Lines of data
▬▬▬▬▬▬
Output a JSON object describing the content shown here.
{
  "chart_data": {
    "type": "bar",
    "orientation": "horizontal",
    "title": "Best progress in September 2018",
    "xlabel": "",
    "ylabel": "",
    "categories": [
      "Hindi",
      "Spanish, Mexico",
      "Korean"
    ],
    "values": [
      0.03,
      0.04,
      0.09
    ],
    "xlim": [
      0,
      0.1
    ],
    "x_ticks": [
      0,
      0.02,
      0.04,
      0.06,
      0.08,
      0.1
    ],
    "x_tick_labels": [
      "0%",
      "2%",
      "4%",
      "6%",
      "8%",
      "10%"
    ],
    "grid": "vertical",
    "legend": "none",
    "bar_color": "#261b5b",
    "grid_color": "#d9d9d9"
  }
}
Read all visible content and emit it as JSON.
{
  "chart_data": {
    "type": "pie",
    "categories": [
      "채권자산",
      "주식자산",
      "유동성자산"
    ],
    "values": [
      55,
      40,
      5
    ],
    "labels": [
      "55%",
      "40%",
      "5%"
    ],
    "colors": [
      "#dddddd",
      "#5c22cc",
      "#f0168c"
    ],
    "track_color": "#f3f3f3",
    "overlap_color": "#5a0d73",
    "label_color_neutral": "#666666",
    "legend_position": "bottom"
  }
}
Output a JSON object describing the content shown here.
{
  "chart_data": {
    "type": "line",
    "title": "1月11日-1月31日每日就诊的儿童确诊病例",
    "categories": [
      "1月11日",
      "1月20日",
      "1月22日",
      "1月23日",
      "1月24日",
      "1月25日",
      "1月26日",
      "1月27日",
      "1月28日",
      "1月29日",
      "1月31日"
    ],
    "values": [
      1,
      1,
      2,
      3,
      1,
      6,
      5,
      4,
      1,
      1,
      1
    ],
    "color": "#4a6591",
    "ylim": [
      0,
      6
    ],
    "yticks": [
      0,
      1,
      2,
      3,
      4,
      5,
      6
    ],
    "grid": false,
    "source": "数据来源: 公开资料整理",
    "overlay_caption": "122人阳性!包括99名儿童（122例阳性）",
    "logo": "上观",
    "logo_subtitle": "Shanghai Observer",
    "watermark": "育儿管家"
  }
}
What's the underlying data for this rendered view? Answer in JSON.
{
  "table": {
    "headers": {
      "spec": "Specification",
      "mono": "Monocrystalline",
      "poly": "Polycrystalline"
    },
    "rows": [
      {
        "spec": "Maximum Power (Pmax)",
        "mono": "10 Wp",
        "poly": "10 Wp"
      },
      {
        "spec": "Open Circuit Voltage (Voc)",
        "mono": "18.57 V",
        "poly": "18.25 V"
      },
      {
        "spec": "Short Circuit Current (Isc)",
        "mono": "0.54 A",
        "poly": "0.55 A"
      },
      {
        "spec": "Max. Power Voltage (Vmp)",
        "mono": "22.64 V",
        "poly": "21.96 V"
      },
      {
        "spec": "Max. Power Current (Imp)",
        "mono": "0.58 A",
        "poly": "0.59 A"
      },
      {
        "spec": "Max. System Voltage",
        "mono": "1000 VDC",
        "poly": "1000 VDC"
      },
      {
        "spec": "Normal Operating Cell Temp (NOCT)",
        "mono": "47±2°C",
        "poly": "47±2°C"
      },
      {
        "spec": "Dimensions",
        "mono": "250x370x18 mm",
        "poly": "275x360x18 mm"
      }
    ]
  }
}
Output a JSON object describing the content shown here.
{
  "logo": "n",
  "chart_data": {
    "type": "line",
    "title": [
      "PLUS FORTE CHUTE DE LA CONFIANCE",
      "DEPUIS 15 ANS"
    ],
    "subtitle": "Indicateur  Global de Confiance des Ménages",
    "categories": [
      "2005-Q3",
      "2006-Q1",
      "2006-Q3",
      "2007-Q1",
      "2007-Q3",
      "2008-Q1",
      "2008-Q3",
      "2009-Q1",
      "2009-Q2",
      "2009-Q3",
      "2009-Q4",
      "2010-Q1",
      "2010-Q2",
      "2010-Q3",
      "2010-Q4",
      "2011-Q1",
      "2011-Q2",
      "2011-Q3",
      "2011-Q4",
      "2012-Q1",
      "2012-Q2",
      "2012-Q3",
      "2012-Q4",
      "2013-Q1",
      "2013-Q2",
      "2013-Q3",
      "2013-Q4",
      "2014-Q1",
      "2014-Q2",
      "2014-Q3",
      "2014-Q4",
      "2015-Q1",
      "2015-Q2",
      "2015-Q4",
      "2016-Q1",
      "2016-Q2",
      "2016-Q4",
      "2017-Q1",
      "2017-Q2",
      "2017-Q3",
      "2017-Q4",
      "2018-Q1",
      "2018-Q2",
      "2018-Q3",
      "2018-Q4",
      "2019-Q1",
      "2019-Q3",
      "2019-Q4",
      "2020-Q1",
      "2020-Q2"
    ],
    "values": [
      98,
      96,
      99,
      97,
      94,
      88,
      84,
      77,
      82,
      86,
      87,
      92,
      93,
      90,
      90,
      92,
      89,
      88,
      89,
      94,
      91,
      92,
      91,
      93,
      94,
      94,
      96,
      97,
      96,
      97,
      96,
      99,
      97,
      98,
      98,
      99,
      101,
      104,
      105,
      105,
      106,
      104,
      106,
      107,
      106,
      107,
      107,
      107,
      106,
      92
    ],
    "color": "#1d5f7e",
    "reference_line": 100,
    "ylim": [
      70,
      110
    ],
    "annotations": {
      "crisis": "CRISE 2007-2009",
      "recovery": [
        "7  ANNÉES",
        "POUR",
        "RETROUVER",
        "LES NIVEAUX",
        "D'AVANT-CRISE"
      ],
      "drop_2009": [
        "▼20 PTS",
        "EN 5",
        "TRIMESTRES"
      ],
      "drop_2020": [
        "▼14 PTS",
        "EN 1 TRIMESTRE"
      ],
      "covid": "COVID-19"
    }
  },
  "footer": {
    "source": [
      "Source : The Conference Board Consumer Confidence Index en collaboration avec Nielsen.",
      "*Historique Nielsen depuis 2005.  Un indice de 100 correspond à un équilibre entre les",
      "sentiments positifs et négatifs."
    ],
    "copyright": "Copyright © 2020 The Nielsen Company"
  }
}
▬▬▬▬▬▬
[Do this]
Transcribe the full listing above without leaving anything out.

[Result for this task]
Output a JSON object describing the content shown here.
{
  "chart_data": {
    "type": "bar",
    "orientation": "horizontal",
    "title": "Best progress in September 2018",
    "xlabel": "",
    "ylabel": "",
    "categories": [
      "Hindi",
      "Spanish, Mexico",
      "Korean"
    ],
    "values": [
      0.03,
      0.04,
      0.09
    ],
    "xlim": [
      0,
      0.1
    ],
    "x_ticks": [
      0,
      0.02,
      0.04,
      0.06,
      0.08,
      0.1
    ],
    "x_tick_labels": [
      "0%",
      "2%",
      "4%",
      "6%",
      "8%",
      "10%"
    ],
    "grid": "vertical",
    "legend": "none",
    "bar_color": "#261b5b",
    "grid_color": "#d9d9d9"
  }
}
Read all visible content and emit it as JSON.
{
  "chart_data": {
    "type": "pie",
    "categories": [
      "채권자산",
      "주식자산",
      "유동성자산"
    ],
    "values": [
      55,
      40,
      5
    ],
    "labels": [
      "55%",
      "40%",
      "5%"
    ],
    "colors": [
      "#dddddd",
      "#5c22cc",
      "#f0168c"
    ],
    "track_color": "#f3f3f3",
    "overlap_color": "#5a0d73",
    "label_color_neutral": "#666666",
    "legend_position": "bottom"
  }
}
Output a JSON object describing the content shown here.
{
  "chart_data": {
    "type": "line",
    "title": "1月11日-1月31日每日就诊的儿童确诊病例",
    "categories": [
      "1月11日",
      "1月20日",
      "1月22日",
      "1月23日",
      "1月24日",
      "1月25日",
      "1月26日",
      "1月27日",
      "1月28日",
      "1月29日",
      "1月31日"
    ],
    "values": [
      1,
      1,
      2,
      3,
      1,
      6,
      5,
      4,
      1,
      1,
      1
    ],
    "color": "#4a6591",
    "ylim": [
      0,
      6
    ],
    "yticks": [
      0,
      1,
      2,
      3,
      4,
      5,
      6
    ],
    "grid": false,
    "source": "数据来源: 公开资料整理",
    "overlay_caption": "122人阳性!包括99名儿童（122例阳性）",
    "logo": "上观",
    "logo_subtitle": "Shanghai Observer",
    "watermark": "育儿管家"
  }
}
What's the underlying data for this rendered view? Answer in JSON.
{
  "table": {
    "headers": {
      "spec": "Specification",
      "mono": "Monocrystalline",
      "poly": "Polycrystalline"
    },
    "rows": [
      {
        "spec": "Maximum Power (Pmax)",
        "mono": "10 Wp",
        "poly": "10 Wp"
      },
      {
        "spec": "Open Circuit Voltage (Voc)",
        "mono": "18.57 V",
        "poly": "18.25 V"
      },
      {
        "spec": "Short Circuit Current (Isc)",
        "mono": "0.54 A",
        "poly": "0.55 A"
      },
      {
        "spec": "Max. Power Voltage (Vmp)",
        "mono": "22.64 V",
        "poly": "21.96 V"
      },
      {
        "spec": "Max. Power Current (Imp)",
        "mono": "0.58 A",
        "poly": "0.59 A"
      },
      {
        "spec": "Max. System Voltage",
        "mono": "1000 VDC",
        "poly": "1000 VDC"
      },
      {
        "spec": "Normal Operating Cell Temp (NOCT)",
        "mono": "47±2°C",
        "poly": "47±2°C"
      },
      {
        "spec": "Dimensions",
        "mono": "250x370x18 mm",
        "poly": "275x360x18 mm"
      }
    ]
  }
}
Output a JSON object describing the content shown here.
{
  "logo": "n",
  "chart_data": {
    "type": "line",
    "title": [
      "PLUS FORTE CHUTE DE LA CONFIANCE",
      "DEPUIS 15 ANS"
    ],
    "subtitle": "Indicateur  Global de Confiance des Ménages",
    "categories": [
      "2005-Q3",
      "2006-Q1",
      "2006-Q3",
      "2007-Q1",
      "2007-Q3",
      "2008-Q1",
      "2008-Q3",
      "2009-Q1",
      "2009-Q2",
      "2009-Q3",
      "2009-Q4",
      "2010-Q1",
      "2010-Q2",
      "2010-Q3",
      "2010-Q4",
      "2011-Q1",
      "2011-Q2",
      "2011-Q3",
      "2011-Q4",
      "2012-Q1",
      "2012-Q2",
      "2012-Q3",
      "2012-Q4",
      "2013-Q1",
      "2013-Q2",
      "2013-Q3",
      "2013-Q4",
      "2014-Q1",
      "2014-Q2",
      "2014-Q3",
      "2014-Q4",
      "2015-Q1",
      "2015-Q2",
      "2015-Q4",
      "2016-Q1",
      "2016-Q2",
      "2016-Q4",
      "2017-Q1",
      "2017-Q2",
      "2017-Q3",
      "2017-Q4",
      "2018-Q1",
      "2018-Q2",
      "2018-Q3",
      "2018-Q4",
      "2019-Q1",
      "2019-Q3",
      "2019-Q4",
      "2020-Q1",
      "2020-Q2"
    ],
    "values": [
      98,
      96,
      99,
      97,
      94,
      88,
      84,
      77,
      82,
      86,
      87,
      92,
      93,
      90,
      90,
      92,
      89,
      88,
      89,
      94,
      91,
      92,
      91,
      93,
      94,
      94,
      96,
      97,
      96,
      97,
      96,
      99,
      97,
      98,
      98,
      99,
      101,
      104,
      105,
      105,
      106,
      104,
      106,
      107,
      106,
      107,
      107,
      107,
      106,
      92
    ],
    "color": "#1d5f7e",
    "reference_line": 100,
    "ylim": [
      70,
      110
    ],
    "annotations": {
      "crisis": "CRISE 2007-2009",
      "recovery": [
        "7  ANNÉES",
        "POUR",
        "RETROUVER",
        "LES NIVEAUX",
        "D'AVANT-CRISE"
      ],
      "drop_2009": [
        "▼20 PTS",
        "EN 5",
        "TRIMESTRES"
      ],
      "drop_2020": [
        "▼14 PTS",
        "EN 1 TRIMESTRE"
      ],
      "covid": "COVID-19"
    }
  },
  "footer": {
    "source": [
      "Source : The Conference Board Consumer Confidence Index en collaboration avec Nielsen.",
      "*Historique Nielsen depuis 2005.  Un indice de 100 correspond à un équilibre entre les",
      "sentiments positifs et négatifs."
    ],
    "copyright": "Copyright © 2020 The Nielsen Company"
  }
}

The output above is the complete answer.